• _分析対象の文章_
WWEで〝キング・オブ・ストロングスタイル〟中邑真輔(43)が狙う「次のいけにえ」が注目を集めている。

 世界ヘビー級王者セス・ロリンズ、リコシェとの抗争を経て「次のいけにえ」に向けて、日本語の英語字幕付き動画でメッセージを送り続けてきた。WWEを放送する「ABEMA」が16日に都内で会見を開き、中邑は帰国して出席したが、「次のいけにえ」について「誰をさして言っているのかは、たくさんヒントをちりばめて投げかけているので、それを楽しみにしてほしい」と話し、標的が誰かを明かさなかった。

 謎が深まる中で、20日(21日)のロウ(ミシガン州グランドラピッズ)ではユニット「アルファ・アカデミー」のチャド・ゲイブルとシングル激突。先々週は戸澤陽、先週はオーティスと同ユニットを立て続けに撃破しており、強烈なキック、コーナー上段に乗せられたゲイブルのボディーにヒザを打ち込み、軽快に攻め立てた。

 ゲイブルはネックブリーカーで反撃するが、中邑の勢いは止まらない。ジャーマンを切り返してバックスピンキック。キンシャサは返されてジャーマン、投げっぱなしドラゴンスープレックスで叩きつけられたが、ゲイブルのムーンサルトプレスに両脚を突き立ててカウンター。続けてリバースパワースラムで叩きつけた。再びアンクルロックで捕獲されたものの、回転して脱出。さらにゲイブルをフルネルソンの体勢で捕らえた。ゲイブルが丸め込みで切り返そうしたところで、上から体重をかけて押さえ込み、3カウントを奪った。

 ベテランらしい〝巧技〟がさく裂して、アルファ・アカデミーに3連勝。人気ユニットとの抗争に決着をつけ、いよいよ「次のいけにえ」に矛先を向けるのか。試合後、中邑はWWEの公式インスタグラムで、こう英語でコメントした。

• _提供データ_
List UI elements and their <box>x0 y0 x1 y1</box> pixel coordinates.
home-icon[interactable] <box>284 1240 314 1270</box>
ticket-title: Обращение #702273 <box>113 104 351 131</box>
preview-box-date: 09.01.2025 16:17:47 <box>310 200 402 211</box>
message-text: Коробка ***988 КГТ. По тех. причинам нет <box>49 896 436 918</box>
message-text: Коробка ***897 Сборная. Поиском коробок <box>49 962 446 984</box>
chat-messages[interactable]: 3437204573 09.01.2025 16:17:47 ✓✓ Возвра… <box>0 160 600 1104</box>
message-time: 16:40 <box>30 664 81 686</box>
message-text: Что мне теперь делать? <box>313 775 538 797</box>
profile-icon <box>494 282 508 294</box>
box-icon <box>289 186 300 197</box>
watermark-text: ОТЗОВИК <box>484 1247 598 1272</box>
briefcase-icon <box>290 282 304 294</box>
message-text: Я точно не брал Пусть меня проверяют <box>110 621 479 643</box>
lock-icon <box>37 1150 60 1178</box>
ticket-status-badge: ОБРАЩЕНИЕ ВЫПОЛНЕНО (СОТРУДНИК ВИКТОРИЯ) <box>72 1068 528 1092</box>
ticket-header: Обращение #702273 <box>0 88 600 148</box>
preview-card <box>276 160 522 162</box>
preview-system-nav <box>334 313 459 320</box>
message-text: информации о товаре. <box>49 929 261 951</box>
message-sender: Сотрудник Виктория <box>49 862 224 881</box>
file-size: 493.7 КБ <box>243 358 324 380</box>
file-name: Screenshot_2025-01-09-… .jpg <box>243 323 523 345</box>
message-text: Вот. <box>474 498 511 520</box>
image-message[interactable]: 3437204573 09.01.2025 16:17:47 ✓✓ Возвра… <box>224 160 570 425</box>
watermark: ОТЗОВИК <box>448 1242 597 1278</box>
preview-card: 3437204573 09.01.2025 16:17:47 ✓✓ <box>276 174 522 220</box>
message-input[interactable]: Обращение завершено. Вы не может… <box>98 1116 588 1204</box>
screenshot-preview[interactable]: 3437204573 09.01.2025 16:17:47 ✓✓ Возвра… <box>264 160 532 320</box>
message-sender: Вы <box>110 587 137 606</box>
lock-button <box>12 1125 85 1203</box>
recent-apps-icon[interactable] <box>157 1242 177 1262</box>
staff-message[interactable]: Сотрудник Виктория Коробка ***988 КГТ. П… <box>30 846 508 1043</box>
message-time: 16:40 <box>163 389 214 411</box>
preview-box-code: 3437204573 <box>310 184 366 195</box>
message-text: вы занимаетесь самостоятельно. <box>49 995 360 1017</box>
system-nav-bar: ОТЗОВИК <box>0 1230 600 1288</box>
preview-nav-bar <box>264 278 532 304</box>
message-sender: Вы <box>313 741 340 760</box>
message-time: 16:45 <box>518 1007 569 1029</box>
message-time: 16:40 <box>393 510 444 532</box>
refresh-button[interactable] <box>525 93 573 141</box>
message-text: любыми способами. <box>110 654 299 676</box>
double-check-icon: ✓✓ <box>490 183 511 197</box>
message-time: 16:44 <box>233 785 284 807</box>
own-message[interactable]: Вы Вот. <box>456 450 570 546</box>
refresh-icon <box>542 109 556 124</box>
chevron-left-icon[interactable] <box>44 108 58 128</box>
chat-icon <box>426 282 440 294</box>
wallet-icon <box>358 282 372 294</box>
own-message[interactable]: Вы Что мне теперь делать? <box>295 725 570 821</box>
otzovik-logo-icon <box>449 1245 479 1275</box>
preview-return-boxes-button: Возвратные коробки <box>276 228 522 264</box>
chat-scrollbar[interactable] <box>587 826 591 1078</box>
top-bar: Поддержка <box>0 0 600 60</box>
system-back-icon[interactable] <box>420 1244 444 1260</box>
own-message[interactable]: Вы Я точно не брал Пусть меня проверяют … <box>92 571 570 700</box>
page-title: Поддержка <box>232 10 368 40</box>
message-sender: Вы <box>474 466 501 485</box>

• _作業内容_
a - 中邑真輔の記事によると、20日(21日)のロウで中邑がシングルで対戦した相手は誰か。
b - 中邑真輔の記事にある「ゲイブルはネックブリーカーで反撃するが、中邑の勢いは止まらない。」という一文を英語に訳してください。

• _演習の結果_
a - ユニット「アルファ・アカデミー」のチャド・ゲイブルです。

b - Gable fights back with a neckbreaker, but Nakamura's momentum does not stop.